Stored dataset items
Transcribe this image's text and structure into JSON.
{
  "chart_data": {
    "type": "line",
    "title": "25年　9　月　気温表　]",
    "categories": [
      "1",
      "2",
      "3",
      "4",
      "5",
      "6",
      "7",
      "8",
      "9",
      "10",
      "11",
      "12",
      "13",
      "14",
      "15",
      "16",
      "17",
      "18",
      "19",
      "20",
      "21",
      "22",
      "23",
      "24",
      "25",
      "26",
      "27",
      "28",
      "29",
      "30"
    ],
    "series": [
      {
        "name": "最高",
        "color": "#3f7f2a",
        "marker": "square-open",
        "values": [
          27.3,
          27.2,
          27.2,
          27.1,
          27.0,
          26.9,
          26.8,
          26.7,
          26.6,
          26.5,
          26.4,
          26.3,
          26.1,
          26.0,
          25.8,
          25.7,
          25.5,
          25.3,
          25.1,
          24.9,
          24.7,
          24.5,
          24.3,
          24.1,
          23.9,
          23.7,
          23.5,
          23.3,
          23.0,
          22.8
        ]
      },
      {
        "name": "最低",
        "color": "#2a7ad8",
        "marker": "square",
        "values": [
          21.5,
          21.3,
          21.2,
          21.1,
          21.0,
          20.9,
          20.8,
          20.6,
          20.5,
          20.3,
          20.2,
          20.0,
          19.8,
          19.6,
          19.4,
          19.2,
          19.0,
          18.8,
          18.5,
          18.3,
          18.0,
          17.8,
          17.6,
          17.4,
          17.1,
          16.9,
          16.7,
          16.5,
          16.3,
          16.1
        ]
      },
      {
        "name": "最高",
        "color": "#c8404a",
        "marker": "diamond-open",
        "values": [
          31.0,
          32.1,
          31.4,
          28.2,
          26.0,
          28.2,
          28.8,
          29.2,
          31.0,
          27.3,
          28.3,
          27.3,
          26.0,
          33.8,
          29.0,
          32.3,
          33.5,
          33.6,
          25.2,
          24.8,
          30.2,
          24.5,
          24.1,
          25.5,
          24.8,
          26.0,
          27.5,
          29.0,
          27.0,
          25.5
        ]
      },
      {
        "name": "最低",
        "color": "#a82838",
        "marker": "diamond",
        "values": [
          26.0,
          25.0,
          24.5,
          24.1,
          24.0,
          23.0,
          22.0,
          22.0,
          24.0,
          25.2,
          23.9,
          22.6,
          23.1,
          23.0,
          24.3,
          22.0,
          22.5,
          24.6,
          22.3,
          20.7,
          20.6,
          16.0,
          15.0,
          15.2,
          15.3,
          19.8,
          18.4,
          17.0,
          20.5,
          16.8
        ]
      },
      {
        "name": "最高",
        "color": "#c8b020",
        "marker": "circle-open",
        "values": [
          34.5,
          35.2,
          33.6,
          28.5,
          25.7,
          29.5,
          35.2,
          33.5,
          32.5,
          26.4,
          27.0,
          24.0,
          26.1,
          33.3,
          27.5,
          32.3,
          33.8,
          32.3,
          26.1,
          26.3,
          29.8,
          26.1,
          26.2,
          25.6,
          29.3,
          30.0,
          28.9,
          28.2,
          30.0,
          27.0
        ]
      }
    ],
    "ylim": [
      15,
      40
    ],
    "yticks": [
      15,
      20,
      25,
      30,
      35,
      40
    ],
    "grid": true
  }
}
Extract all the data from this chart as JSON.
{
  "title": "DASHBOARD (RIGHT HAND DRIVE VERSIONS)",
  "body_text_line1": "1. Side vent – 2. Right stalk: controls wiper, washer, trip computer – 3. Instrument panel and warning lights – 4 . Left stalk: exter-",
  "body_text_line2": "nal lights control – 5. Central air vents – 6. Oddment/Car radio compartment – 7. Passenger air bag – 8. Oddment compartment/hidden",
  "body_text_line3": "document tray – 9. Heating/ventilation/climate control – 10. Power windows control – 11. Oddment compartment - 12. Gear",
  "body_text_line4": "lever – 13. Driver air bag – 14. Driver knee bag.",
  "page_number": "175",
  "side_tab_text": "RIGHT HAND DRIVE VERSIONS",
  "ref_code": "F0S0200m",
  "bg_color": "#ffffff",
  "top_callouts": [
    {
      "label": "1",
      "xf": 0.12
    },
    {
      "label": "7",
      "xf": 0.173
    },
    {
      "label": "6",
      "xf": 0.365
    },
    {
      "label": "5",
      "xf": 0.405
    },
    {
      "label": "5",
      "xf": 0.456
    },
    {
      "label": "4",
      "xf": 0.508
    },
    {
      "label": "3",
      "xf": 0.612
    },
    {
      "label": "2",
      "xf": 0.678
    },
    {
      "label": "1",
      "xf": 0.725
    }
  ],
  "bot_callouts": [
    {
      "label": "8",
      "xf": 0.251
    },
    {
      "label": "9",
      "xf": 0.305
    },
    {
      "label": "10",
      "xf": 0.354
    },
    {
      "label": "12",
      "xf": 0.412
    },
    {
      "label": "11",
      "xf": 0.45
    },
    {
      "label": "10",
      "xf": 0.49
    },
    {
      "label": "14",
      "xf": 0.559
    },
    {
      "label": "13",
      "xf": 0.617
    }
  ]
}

GIVEN PROBLEM :: Quote, without any change, each line from the one that contains "Extract all the data from this chart as JSON." through the end of the material.

ANSWER IN FULL ::
Extract all the data from this chart as JSON.
{
  "title": "DASHBOARD (RIGHT HAND DRIVE VERSIONS)",
  "body_text_line1": "1. Side vent – 2. Right stalk: controls wiper, washer, trip computer – 3. Instrument panel and warning lights – 4 . Left stalk: exter-",
  "body_text_line2": "nal lights control – 5. Central air vents – 6. Oddment/Car radio compartment – 7. Passenger air bag – 8. Oddment compartment/hidden",
  "body_text_line3": "document tray – 9. Heating/ventilation/climate control – 10. Power windows control – 11. Oddment compartment - 12. Gear",
  "body_text_line4": "lever – 13. Driver air bag – 14. Driver knee bag.",
  "page_number": "175",
  "side_tab_text": "RIGHT HAND DRIVE VERSIONS",
  "ref_code": "F0S0200m",
  "bg_color": "#ffffff",
  "top_callouts": [
    {
      "label": "1",
      "xf": 0.12
    },
    {
      "label": "7",
      "xf": 0.173
    },
    {
      "label": "6",
      "xf": 0.365
    },
    {
      "label": "5",
      "xf": 0.405
    },
    {
      "label": "5",
      "xf": 0.456
    },
    {
      "label": "4",
      "xf": 0.508
    },
    {
      "label": "3",
      "xf": 0.612
    },
    {
      "label": "2",
      "xf": 0.678
    },
    {
      "label": "1",
      "xf": 0.725
    }
  ],
  "bot_callouts": [
    {
      "label": "8",
      "xf": 0.251
    },
    {
      "label": "9",
      "xf": 0.305
    },
    {
      "label": "10",
      "xf": 0.354
    },
    {
      "label": "12",
      "xf": 0.412
    },
    {
      "label": "11",
      "xf": 0.45
    },
    {
      "label": "10",
      "xf": 0.49
    },
    {
      "label": "14",
      "xf": 0.559
    },
    {
      "label": "13",
      "xf": 0.617
    }
  ]
}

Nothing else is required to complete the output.